= RECORD LIST =
** start **
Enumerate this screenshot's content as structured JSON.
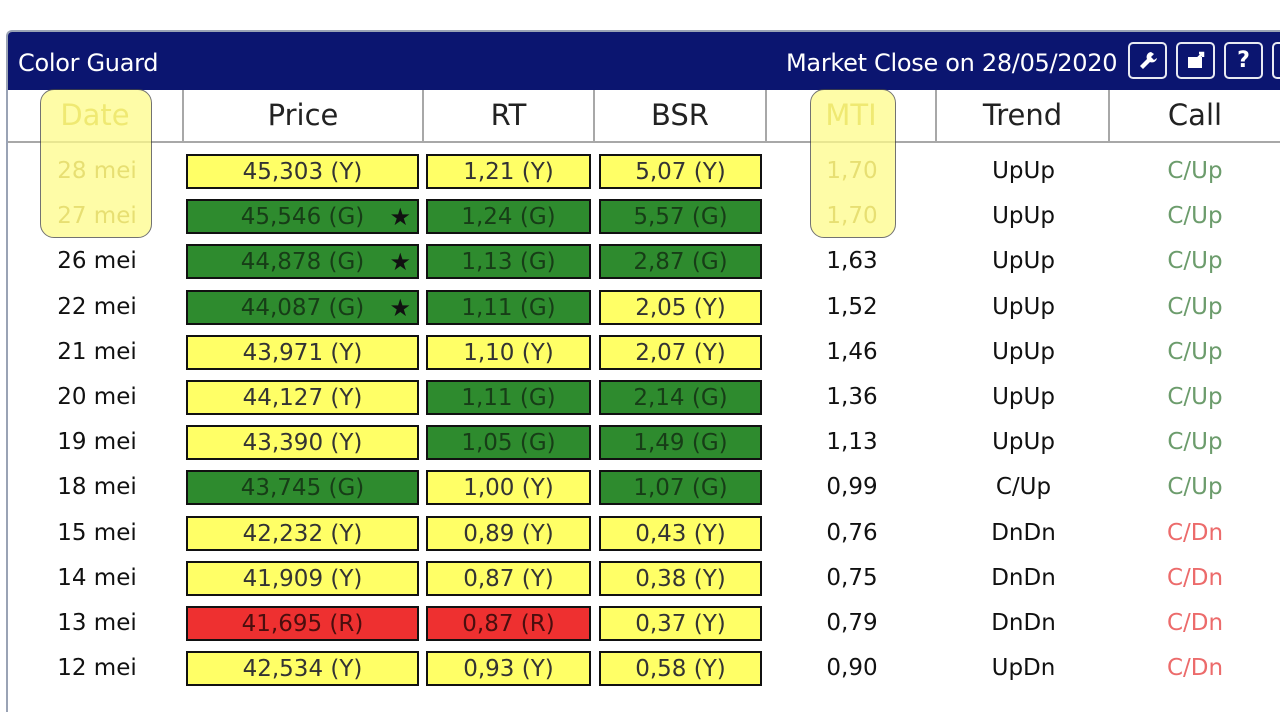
{
  "title": "Color Guard",
  "market_close": "Market Close on 28/05/2020",
  "toolbar": {
    "buttons": [
      {
        "name": "settings-wrench",
        "icon": "wrench-icon"
      },
      {
        "name": "export",
        "icon": "export-icon"
      },
      {
        "name": "help",
        "label": "?",
        "icon": "question-icon"
      },
      {
        "name": "more",
        "icon": "partial-button-icon"
      }
    ]
  },
  "colors": {
    "titlebar": "#0b1570",
    "yellow": "#ffff66",
    "green": "#2e8b2e",
    "red": "#ee3030",
    "highlight": "#fefb8a",
    "call_up": "#6c9c6c",
    "call_dn": "#ec6b6b"
  },
  "columns": [
    "Date",
    "Price",
    "RT",
    "BSR",
    "MTI",
    "Trend",
    "Call"
  ],
  "rows": [
    {
      "date": "28 mei",
      "price": "45,303 (Y)",
      "price_c": "Y",
      "star": "",
      "rt": "1,21 (Y)",
      "rt_c": "Y",
      "bsr": "5,07 (Y)",
      "bsr_c": "Y",
      "mti": "1,70",
      "trend": "UpUp",
      "call": "C/Up",
      "call_dir": "up"
    },
    {
      "date": "27 mei",
      "price": "45,546 (G)",
      "price_c": "G",
      "star": "★",
      "rt": "1,24 (G)",
      "rt_c": "G",
      "bsr": "5,57 (G)",
      "bsr_c": "G",
      "mti": "1,70",
      "trend": "UpUp",
      "call": "C/Up",
      "call_dir": "up"
    },
    {
      "date": "26 mei",
      "price": "44,878 (G)",
      "price_c": "G",
      "star": "★",
      "rt": "1,13 (G)",
      "rt_c": "G",
      "bsr": "2,87 (G)",
      "bsr_c": "G",
      "mti": "1,63",
      "trend": "UpUp",
      "call": "C/Up",
      "call_dir": "up"
    },
    {
      "date": "22 mei",
      "price": "44,087 (G)",
      "price_c": "G",
      "star": "★",
      "rt": "1,11 (G)",
      "rt_c": "G",
      "bsr": "2,05 (Y)",
      "bsr_c": "Y",
      "mti": "1,52",
      "trend": "UpUp",
      "call": "C/Up",
      "call_dir": "up"
    },
    {
      "date": "21 mei",
      "price": "43,971 (Y)",
      "price_c": "Y",
      "star": "",
      "rt": "1,10 (Y)",
      "rt_c": "Y",
      "bsr": "2,07 (Y)",
      "bsr_c": "Y",
      "mti": "1,46",
      "trend": "UpUp",
      "call": "C/Up",
      "call_dir": "up"
    },
    {
      "date": "20 mei",
      "price": "44,127 (Y)",
      "price_c": "Y",
      "star": "",
      "rt": "1,11 (G)",
      "rt_c": "G",
      "bsr": "2,14 (G)",
      "bsr_c": "G",
      "mti": "1,36",
      "trend": "UpUp",
      "call": "C/Up",
      "call_dir": "up"
    },
    {
      "date": "19 mei",
      "price": "43,390 (Y)",
      "price_c": "Y",
      "star": "",
      "rt": "1,05 (G)",
      "rt_c": "G",
      "bsr": "1,49 (G)",
      "bsr_c": "G",
      "mti": "1,13",
      "trend": "UpUp",
      "call": "C/Up",
      "call_dir": "up"
    },
    {
      "date": "18 mei",
      "price": "43,745 (G)",
      "price_c": "G",
      "star": "",
      "rt": "1,00 (Y)",
      "rt_c": "Y",
      "bsr": "1,07 (G)",
      "bsr_c": "G",
      "mti": "0,99",
      "trend": "C/Up",
      "call": "C/Up",
      "call_dir": "up"
    },
    {
      "date": "15 mei",
      "price": "42,232 (Y)",
      "price_c": "Y",
      "star": "",
      "rt": "0,89 (Y)",
      "rt_c": "Y",
      "bsr": "0,43 (Y)",
      "bsr_c": "Y",
      "mti": "0,76",
      "trend": "DnDn",
      "call": "C/Dn",
      "call_dir": "dn"
    },
    {
      "date": "14 mei",
      "price": "41,909 (Y)",
      "price_c": "Y",
      "star": "",
      "rt": "0,87 (Y)",
      "rt_c": "Y",
      "bsr": "0,38 (Y)",
      "bsr_c": "Y",
      "mti": "0,75",
      "trend": "DnDn",
      "call": "C/Dn",
      "call_dir": "dn"
    },
    {
      "date": "13 mei",
      "price": "41,695 (R)",
      "price_c": "R",
      "star": "",
      "rt": "0,87 (R)",
      "rt_c": "R",
      "bsr": "0,37 (Y)",
      "bsr_c": "Y",
      "mti": "0,79",
      "trend": "DnDn",
      "call": "C/Dn",
      "call_dir": "dn"
    },
    {
      "date": "12 mei",
      "price": "42,534 (Y)",
      "price_c": "Y",
      "star": "",
      "rt": "0,93 (Y)",
      "rt_c": "Y",
      "bsr": "0,58 (Y)",
      "bsr_c": "Y",
      "mti": "0,90",
      "trend": "UpDn",
      "call": "C/Dn",
      "call_dir": "dn"
    }
  ]
}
** end **
= WRITTEN INSTRUCTION =
Leave the pictures out and copy the rest of the data exactly.

= RESPONSE TO THIS EXERCISE =
Enumerate this screenshot's content as structured JSON.
{
  "title": "Color Guard",
  "market_close": "Market Close on 28/05/2020",
  "toolbar": {
    "buttons": [
      {
        "name": "settings-wrench",
        "icon": "wrench-icon"
      },
      {
        "name": "export",
        "icon": "export-icon"
      },
      {
        "name": "help",
        "label": "?",
        "icon": "question-icon"
      },
      {
        "name": "more",
        "icon": "partial-button-icon"
      }
    ]
  },
  "colors": {
    "titlebar": "#0b1570",
    "yellow": "#ffff66",
    "green": "#2e8b2e",
    "red": "#ee3030",
    "highlight": "#fefb8a",
    "call_up": "#6c9c6c",
    "call_dn": "#ec6b6b"
  },
  "columns": [
    "Date",
    "Price",
    "RT",
    "BSR",
    "MTI",
    "Trend",
    "Call"
  ],
  "rows": [
    {
      "date": "28 mei",
      "price": "45,303 (Y)",
      "price_c": "Y",
      "star": "",
      "rt": "1,21 (Y)",
      "rt_c": "Y",
      "bsr": "5,07 (Y)",
      "bsr_c": "Y",
      "mti": "1,70",
      "trend": "UpUp",
      "call": "C/Up",
      "call_dir": "up"
    },
    {
      "date": "27 mei",
      "price": "45,546 (G)",
      "price_c": "G",
      "star": "★",
      "rt": "1,24 (G)",
      "rt_c": "G",
      "bsr": "5,57 (G)",
      "bsr_c": "G",
      "mti": "1,70",
      "trend": "UpUp",
      "call": "C/Up",
      "call_dir": "up"
    },
    {
      "date": "26 mei",
      "price": "44,878 (G)",
      "price_c": "G",
      "star": "★",
      "rt": "1,13 (G)",
      "rt_c": "G",
      "bsr": "2,87 (G)",
      "bsr_c": "G",
      "mti": "1,63",
      "trend": "UpUp",
      "call": "C/Up",
      "call_dir": "up"
    },
    {
      "date": "22 mei",
      "price": "44,087 (G)",
      "price_c": "G",
      "star": "★",
      "rt": "1,11 (G)",
      "rt_c": "G",
      "bsr": "2,05 (Y)",
      "bsr_c": "Y",
      "mti": "1,52",
      "trend": "UpUp",
      "call": "C/Up",
      "call_dir": "up"
    },
    {
      "date": "21 mei",
      "price": "43,971 (Y)",
      "price_c": "Y",
      "star": "",
      "rt": "1,10 (Y)",
      "rt_c": "Y",
      "bsr": "2,07 (Y)",
      "bsr_c": "Y",
      "mti": "1,46",
      "trend": "UpUp",
      "call": "C/Up",
      "call_dir": "up"
    },
    {
      "date": "20 mei",
      "price": "44,127 (Y)",
      "price_c": "Y",
      "star": "",
      "rt": "1,11 (G)",
      "rt_c": "G",
      "bsr": "2,14 (G)",
      "bsr_c": "G",
      "mti": "1,36",
      "trend": "UpUp",
      "call": "C/Up",
      "call_dir": "up"
    },
    {
      "date": "19 mei",
      "price": "43,390 (Y)",
      "price_c": "Y",
      "star": "",
      "rt": "1,05 (G)",
      "rt_c": "G",
      "bsr": "1,49 (G)",
      "bsr_c": "G",
      "mti": "1,13",
      "trend": "UpUp",
      "call": "C/Up",
      "call_dir": "up"
    },
    {
      "date": "18 mei",
      "price": "43,745 (G)",
      "price_c": "G",
      "star": "",
      "rt": "1,00 (Y)",
      "rt_c": "Y",
      "bsr": "1,07 (G)",
      "bsr_c": "G",
      "mti": "0,99",
      "trend": "C/Up",
      "call": "C/Up",
      "call_dir": "up"
    },
    {
      "date": "15 mei",
      "price": "42,232 (Y)",
      "price_c": "Y",
      "star": "",
      "rt": "0,89 (Y)",
      "rt_c": "Y",
      "bsr": "0,43 (Y)",
      "bsr_c": "Y",
      "mti": "0,76",
      "trend": "DnDn",
      "call": "C/Dn",
      "call_dir": "dn"
    },
    {
      "date": "14 mei",
      "price": "41,909 (Y)",
      "price_c": "Y",
      "star": "",
      "rt": "0,87 (Y)",
      "rt_c": "Y",
      "bsr": "0,38 (Y)",
      "bsr_c": "Y",
      "mti": "0,75",
      "trend": "DnDn",
      "call": "C/Dn",
      "call_dir": "dn"
    },
    {
      "date": "13 mei",
      "price": "41,695 (R)",
      "price_c": "R",
      "star": "",
      "rt": "0,87 (R)",
      "rt_c": "R",
      "bsr": "0,37 (Y)",
      "bsr_c": "Y",
      "mti": "0,79",
      "trend": "DnDn",
      "call": "C/Dn",
      "call_dir": "dn"
    },
    {
      "date": "12 mei",
      "price": "42,534 (Y)",
      "price_c": "Y",
      "star": "",
      "rt": "0,93 (Y)",
      "rt_c": "Y",
      "bsr": "0,58 (Y)",
      "bsr_c": "Y",
      "mti": "0,90",
      "trend": "UpDn",
      "call": "C/Dn",
      "call_dir": "dn"
    }
  ]
}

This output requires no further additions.